SOURCE EXTRACT |
Has a bird showed up quiet at one of my calling locations after I moved on? Sure, I'll bet my house on it. But I've had too much success by covering ground and finding a hot afternoon bird. And in my experience, once you find a mouthy afternoon bird, those hunts tend to be over pretty quick.

I really enjoy hunting them that way. But again, it's largely a function of where I live/hunt. If I were out east with smaller private parcels, I wouldn't have as many productive places to hunt like that even if I wanted to.

Exactly. There is often a major difference in how to approach hunting large areas of public land and small areas of private stuff. The size of the area you have available to hunt plays a big role in how to approach hunting it. In general, R&G tactics are more suitable to hunting the large expanses of public land in the west, while less mobile hunting tactics suit those smaller tracts of private land typical of a lot of eastern-states hunting. ...Not always, but again, generally speaking.

Turkey population densities also come into play. Applying a less-mobile hunting style in a place where there might be a gobbler every five miles rather than one in every fifty acres is sure to result in a hunter sitting and watching the grass grow all day. Conversely, a western hunter that is used to covering country looking for an active gobbler will most likely be frustrated in applying that tactic on a private parcel of a few hundred acres somewhere.

Personally, as one who hunted those large public tracts in the west for the first couple of decades, when I started venturing back east and hunting those smaller parcels, it took me a while to understand that I could not apply the same tactics I had used for so long in my own bailiwick. In summary, whether you are a western hunter going east...or an eastern hunter going west...learn to apply the tactics that are best suited to where you are hunting.   :icon_thumright:   :)

DATA EXTRACTS |
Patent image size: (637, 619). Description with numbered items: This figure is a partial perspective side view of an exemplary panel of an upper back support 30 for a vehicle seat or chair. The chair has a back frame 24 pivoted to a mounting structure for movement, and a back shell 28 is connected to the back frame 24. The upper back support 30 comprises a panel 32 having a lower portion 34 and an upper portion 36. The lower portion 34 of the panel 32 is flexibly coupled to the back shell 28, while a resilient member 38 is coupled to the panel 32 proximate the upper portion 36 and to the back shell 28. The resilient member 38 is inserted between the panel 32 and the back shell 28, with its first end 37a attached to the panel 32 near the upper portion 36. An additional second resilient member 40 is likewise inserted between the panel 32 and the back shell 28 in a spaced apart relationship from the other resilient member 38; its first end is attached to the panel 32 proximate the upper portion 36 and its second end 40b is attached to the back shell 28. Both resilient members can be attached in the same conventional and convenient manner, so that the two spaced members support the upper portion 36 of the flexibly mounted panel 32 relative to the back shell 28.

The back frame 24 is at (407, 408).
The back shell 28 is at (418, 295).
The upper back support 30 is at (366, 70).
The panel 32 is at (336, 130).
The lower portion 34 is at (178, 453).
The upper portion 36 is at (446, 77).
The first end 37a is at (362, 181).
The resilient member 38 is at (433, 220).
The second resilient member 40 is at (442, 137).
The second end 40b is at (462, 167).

WORK TASK 1 | According to the turkey hunting text, what kind of land suits less mobile hunting tactics?
WORK TASK 2 | Carry on the turkey hunting text past its last sentence.
The records come from a different source than the turkey hunting text.

EXERCISE OUTPUT 1 | Smaller tracts of private land, typical of a lot of eastern-states hunting.

EXERCISE OUTPUT 2 |
shaman

Quote from: Jim Spencer on January 12, 2025, 11:50:08 AMI don't "run" quite as fast as I once did, but I've always believed in covering ground on a turkey hunt. I can't just blind up and sit in one spot all morning. That's why I hunt public land so much, because it gives me room to roam. One thing I've had some success with, though, is going back over the same ground a few hours after I've gone through there calling. Lots of times a silent gobbler will drift toward where he's heard calling and just hang around, and when I come back through and call again, he jumps at the second chance. A friend of mine taught me that - he calls it "baiting the trotline."

It is illegal to hunt turkeys in Ohio after Noon.  However, I had a friend who used to go out before sunset and hike with a call.  He called it "sonic chumming."  The gobblers would be already roosting, but they'd hear the calls and figure there was a hen to be had in the morning.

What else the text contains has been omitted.